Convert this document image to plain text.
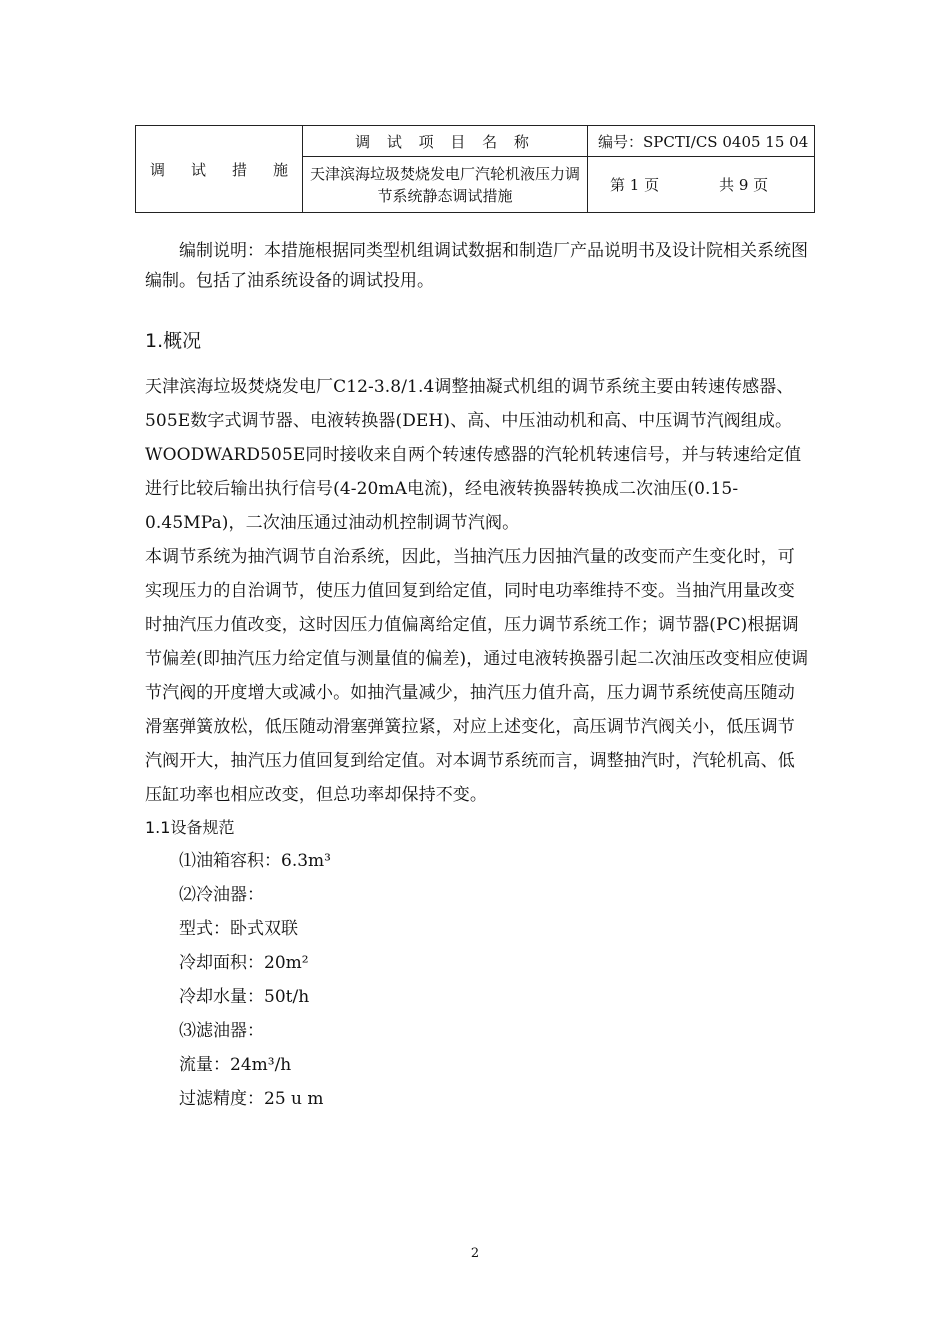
调 试 措 施	调 试 项 目 名 称	编号：SPCTI/CS 0405 15 04
	天津滨海垃圾焚烧发电厂汽轮机液压力调节系统静态调试措施	第 1 页 共 9 页

编制说明：本措施根据同类型机组调试数据和制造厂产品说明书及设计院相关系统图编制。包括了油系统设备的调试投用。

1.概况

天津滨海垃圾焚烧发电厂C12-3.8/1.4调整抽凝式机组的调节系统主要由转速传感器、505E数字式调节器、电液转换器(DEH)、高、中压油动机和高、中压调节汽阀组成。WOODWARD505E同时接收来自两个转速传感器的汽轮机转速信号，并与转速给定值进行比较后输出执行信号(4-20mA电流)，经电液转换器转换成二次油压(0.15-0.45MPa)，二次油压通过油动机控制调节汽阀。

本调节系统为抽汽调节自治系统，因此，当抽汽压力因抽汽量的改变而产生变化时，可实现压力的自治调节，使压力值回复到给定值，同时电功率维持不变。当抽汽用量改变时抽汽压力值改变，这时因压力值偏离给定值，压力调节系统工作；调节器(PC)根据调节偏差(即抽汽压力给定值与测量值的偏差)，通过电液转换器引起二次油压改变相应使调节汽阀的开度增大或减小。如抽汽量减少，抽汽压力值升高，压力调节系统使高压随动滑塞弹簧放松，低压随动滑塞弹簧拉紧，对应上述变化，高压调节汽阀关小，低压调节汽阀开大，抽汽压力值回复到给定值。对本调节系统而言，调整抽汽时，汽轮机高、低压缸功率也相应改变，但总功率却保持不变。

1.1设备规范

⑴油箱容积：6.3m³

⑵冷油器：

型式：卧式双联

冷却面积：20m²

冷却水量：50t/h

⑶滤油器：

流量：24m³/h

过滤精度：25 u m

2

#### REQUEST
Set the data above down again exactly as given, with no pictures.

#### REPLY
Convert this document image to plain text.
调 试 措 施	调 试 项 目 名 称	编号：SPCTI/CS 0405 15 04
	天津滨海垃圾焚烧发电厂汽轮机液压力调节系统静态调试措施	第 1 页 共 9 页

编制说明：本措施根据同类型机组调试数据和制造厂产品说明书及设计院相关系统图编制。包括了油系统设备的调试投用。

1.概况

天津滨海垃圾焚烧发电厂C12-3.8/1.4调整抽凝式机组的调节系统主要由转速传感器、505E数字式调节器、电液转换器(DEH)、高、中压油动机和高、中压调节汽阀组成。WOODWARD505E同时接收来自两个转速传感器的汽轮机转速信号，并与转速给定值进行比较后输出执行信号(4-20mA电流)，经电液转换器转换成二次油压(0.15-0.45MPa)，二次油压通过油动机控制调节汽阀。

本调节系统为抽汽调节自治系统，因此，当抽汽压力因抽汽量的改变而产生变化时，可实现压力的自治调节，使压力值回复到给定值，同时电功率维持不变。当抽汽用量改变时抽汽压力值改变，这时因压力值偏离给定值，压力调节系统工作；调节器(PC)根据调节偏差(即抽汽压力给定值与测量值的偏差)，通过电液转换器引起二次油压改变相应使调节汽阀的开度增大或减小。如抽汽量减少，抽汽压力值升高，压力调节系统使高压随动滑塞弹簧放松，低压随动滑塞弹簧拉紧，对应上述变化，高压调节汽阀关小，低压调节汽阀开大，抽汽压力值回复到给定值。对本调节系统而言，调整抽汽时，汽轮机高、低压缸功率也相应改变，但总功率却保持不变。

1.1设备规范

⑴油箱容积：6.3m³

⑵冷油器：

型式：卧式双联

冷却面积：20m²

冷却水量：50t/h

⑶滤油器：

流量：24m³/h

过滤精度：25 u m

2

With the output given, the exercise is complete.